Task description:
In full and without alteration, repeat the material.

Material supplied:
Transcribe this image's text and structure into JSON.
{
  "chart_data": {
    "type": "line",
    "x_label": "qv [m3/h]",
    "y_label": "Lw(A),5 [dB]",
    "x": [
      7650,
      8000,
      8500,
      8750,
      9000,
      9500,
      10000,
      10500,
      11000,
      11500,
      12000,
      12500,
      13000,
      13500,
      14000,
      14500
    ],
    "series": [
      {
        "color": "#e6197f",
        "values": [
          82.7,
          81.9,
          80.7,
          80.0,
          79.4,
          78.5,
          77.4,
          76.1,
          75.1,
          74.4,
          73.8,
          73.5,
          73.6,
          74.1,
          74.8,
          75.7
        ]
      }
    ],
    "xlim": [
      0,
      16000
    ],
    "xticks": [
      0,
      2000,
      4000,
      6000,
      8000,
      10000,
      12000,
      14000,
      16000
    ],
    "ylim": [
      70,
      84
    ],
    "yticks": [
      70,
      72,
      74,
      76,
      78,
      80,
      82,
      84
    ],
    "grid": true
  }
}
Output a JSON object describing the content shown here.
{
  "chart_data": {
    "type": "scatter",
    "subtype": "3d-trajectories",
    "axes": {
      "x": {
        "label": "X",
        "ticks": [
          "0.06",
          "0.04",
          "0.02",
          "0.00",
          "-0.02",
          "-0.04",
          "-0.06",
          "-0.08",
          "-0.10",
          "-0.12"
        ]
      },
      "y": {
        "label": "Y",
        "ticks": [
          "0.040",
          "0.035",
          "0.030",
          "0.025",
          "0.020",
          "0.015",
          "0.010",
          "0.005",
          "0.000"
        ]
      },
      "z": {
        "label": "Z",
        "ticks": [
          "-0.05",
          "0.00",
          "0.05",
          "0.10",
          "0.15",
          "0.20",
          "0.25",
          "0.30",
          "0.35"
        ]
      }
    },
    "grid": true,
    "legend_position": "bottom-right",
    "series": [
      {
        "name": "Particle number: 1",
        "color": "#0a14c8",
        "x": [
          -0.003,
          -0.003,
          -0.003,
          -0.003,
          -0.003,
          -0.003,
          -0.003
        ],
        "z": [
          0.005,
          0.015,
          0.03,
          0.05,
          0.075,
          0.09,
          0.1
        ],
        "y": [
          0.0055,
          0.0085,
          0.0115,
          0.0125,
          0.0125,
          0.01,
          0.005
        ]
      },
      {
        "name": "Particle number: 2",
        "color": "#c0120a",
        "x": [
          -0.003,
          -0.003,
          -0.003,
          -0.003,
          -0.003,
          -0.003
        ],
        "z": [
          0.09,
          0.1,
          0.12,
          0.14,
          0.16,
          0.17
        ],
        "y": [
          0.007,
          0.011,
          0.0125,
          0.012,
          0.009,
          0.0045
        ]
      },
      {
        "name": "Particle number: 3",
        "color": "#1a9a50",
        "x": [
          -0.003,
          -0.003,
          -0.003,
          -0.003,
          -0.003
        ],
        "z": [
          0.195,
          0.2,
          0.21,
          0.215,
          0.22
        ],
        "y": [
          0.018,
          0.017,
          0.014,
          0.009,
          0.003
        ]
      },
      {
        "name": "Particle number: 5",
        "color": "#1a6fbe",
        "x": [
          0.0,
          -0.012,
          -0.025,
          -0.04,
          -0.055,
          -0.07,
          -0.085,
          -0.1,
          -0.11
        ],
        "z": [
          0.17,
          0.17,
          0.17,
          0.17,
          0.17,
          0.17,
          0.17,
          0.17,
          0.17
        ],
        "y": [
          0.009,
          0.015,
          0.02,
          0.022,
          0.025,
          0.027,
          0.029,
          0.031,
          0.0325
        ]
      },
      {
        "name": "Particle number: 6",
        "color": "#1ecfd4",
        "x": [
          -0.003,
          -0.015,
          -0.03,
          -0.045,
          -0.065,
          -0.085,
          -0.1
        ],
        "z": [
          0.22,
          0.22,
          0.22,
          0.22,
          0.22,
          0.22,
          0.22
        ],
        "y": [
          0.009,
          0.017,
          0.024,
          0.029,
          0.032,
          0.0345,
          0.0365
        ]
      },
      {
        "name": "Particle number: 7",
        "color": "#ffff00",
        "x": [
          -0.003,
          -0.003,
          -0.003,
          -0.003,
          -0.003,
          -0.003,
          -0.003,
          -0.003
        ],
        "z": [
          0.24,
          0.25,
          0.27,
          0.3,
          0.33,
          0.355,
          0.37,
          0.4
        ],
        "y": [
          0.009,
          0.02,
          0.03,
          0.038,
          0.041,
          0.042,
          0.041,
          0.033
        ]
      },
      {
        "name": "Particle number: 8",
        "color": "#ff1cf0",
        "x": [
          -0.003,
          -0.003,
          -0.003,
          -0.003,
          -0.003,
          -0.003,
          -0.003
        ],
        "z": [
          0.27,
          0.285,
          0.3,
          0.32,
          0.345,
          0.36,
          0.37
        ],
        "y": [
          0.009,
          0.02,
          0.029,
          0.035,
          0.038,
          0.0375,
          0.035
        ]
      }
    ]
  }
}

In response:
Transcribe this image's text and structure into JSON.
{
  "chart_data": {
    "type": "line",
    "x_label": "qv [m3/h]",
    "y_label": "Lw(A),5 [dB]",
    "x": [
      7650,
      8000,
      8500,
      8750,
      9000,
      9500,
      10000,
      10500,
      11000,
      11500,
      12000,
      12500,
      13000,
      13500,
      14000,
      14500
    ],
    "series": [
      {
        "color": "#e6197f",
        "values": [
          82.7,
          81.9,
          80.7,
          80.0,
          79.4,
          78.5,
          77.4,
          76.1,
          75.1,
          74.4,
          73.8,
          73.5,
          73.6,
          74.1,
          74.8,
          75.7
        ]
      }
    ],
    "xlim": [
      0,
      16000
    ],
    "xticks": [
      0,
      2000,
      4000,
      6000,
      8000,
      10000,
      12000,
      14000,
      16000
    ],
    "ylim": [
      70,
      84
    ],
    "yticks": [
      70,
      72,
      74,
      76,
      78,
      80,
      82,
      84
    ],
    "grid": true
  }
}
Output a JSON object describing the content shown here.
{
  "chart_data": {
    "type": "scatter",
    "subtype": "3d-trajectories",
    "axes": {
      "x": {
        "label": "X",
        "ticks": [
          "0.06",
          "0.04",
          "0.02",
          "0.00",
          "-0.02",
          "-0.04",
          "-0.06",
          "-0.08",
          "-0.10",
          "-0.12"
        ]
      },
      "y": {
        "label": "Y",
        "ticks": [
          "0.040",
          "0.035",
          "0.030",
          "0.025",
          "0.020",
          "0.015",
          "0.010",
          "0.005",
          "0.000"
        ]
      },
      "z": {
        "label": "Z",
        "ticks": [
          "-0.05",
          "0.00",
          "0.05",
          "0.10",
          "0.15",
          "0.20",
          "0.25",
          "0.30",
          "0.35"
        ]
      }
    },
    "grid": true,
    "legend_position": "bottom-right",
    "series": [
      {
        "name": "Particle number: 1",
        "color": "#0a14c8",
        "x": [
          -0.003,
          -0.003,
          -0.003,
          -0.003,
          -0.003,
          -0.003,
          -0.003
        ],
        "z": [
          0.005,
          0.015,
          0.03,
          0.05,
          0.075,
          0.09,
          0.1
        ],
        "y": [
          0.0055,
          0.0085,
          0.0115,
          0.0125,
          0.0125,
          0.01,
          0.005
        ]
      },
      {
        "name": "Particle number: 2",
        "color": "#c0120a",
        "x": [
          -0.003,
          -0.003,
          -0.003,
          -0.003,
          -0.003,
          -0.003
        ],
        "z": [
          0.09,
          0.1,
          0.12,
          0.14,
          0.16,
          0.17
        ],
        "y": [
          0.007,
          0.011,
          0.0125,
          0.012,
          0.009,
          0.0045
        ]
      },
      {
        "name": "Particle number: 3",
        "color": "#1a9a50",
        "x": [
          -0.003,
          -0.003,
          -0.003,
          -0.003,
          -0.003
        ],
        "z": [
          0.195,
          0.2,
          0.21,
          0.215,
          0.22
        ],
        "y": [
          0.018,
          0.017,
          0.014,
          0.009,
          0.003
        ]
      },
      {
        "name": "Particle number: 5",
        "color": "#1a6fbe",
        "x": [
          0.0,
          -0.012,
          -0.025,
          -0.04,
          -0.055,
          -0.07,
          -0.085,
          -0.1,
          -0.11
        ],
        "z": [
          0.17,
          0.17,
          0.17,
          0.17,
          0.17,
          0.17,
          0.17,
          0.17,
          0.17
        ],
        "y": [
          0.009,
          0.015,
          0.02,
          0.022,
          0.025,
          0.027,
          0.029,
          0.031,
          0.0325
        ]
      },
      {
        "name": "Particle number: 6",
        "color": "#1ecfd4",
        "x": [
          -0.003,
          -0.015,
          -0.03,
          -0.045,
          -0.065,
          -0.085,
          -0.1
        ],
        "z": [
          0.22,
          0.22,
          0.22,
          0.22,
          0.22,
          0.22,
          0.22
        ],
        "y": [
          0.009,
          0.017,
          0.024,
          0.029,
          0.032,
          0.0345,
          0.0365
        ]
      },
      {
        "name": "Particle number: 7",
        "color": "#ffff00",
        "x": [
          -0.003,
          -0.003,
          -0.003,
          -0.003,
          -0.003,
          -0.003,
          -0.003,
          -0.003
        ],
        "z": [
          0.24,
          0.25,
          0.27,
          0.3,
          0.33,
          0.355,
          0.37,
          0.4
        ],
        "y": [
          0.009,
          0.02,
          0.03,
          0.038,
          0.041,
          0.042,
          0.041,
          0.033
        ]
      },
      {
        "name": "Particle number: 8",
        "color": "#ff1cf0",
        "x": [
          -0.003,
          -0.003,
          -0.003,
          -0.003,
          -0.003,
          -0.003,
          -0.003
        ],
        "z": [
          0.27,
          0.285,
          0.3,
          0.32,
          0.345,
          0.36,
          0.37
        ],
        "y": [
          0.009,
          0.02,
          0.029,
          0.035,
          0.038,
          0.0375,
          0.035
        ]
      }
    ]
  }
}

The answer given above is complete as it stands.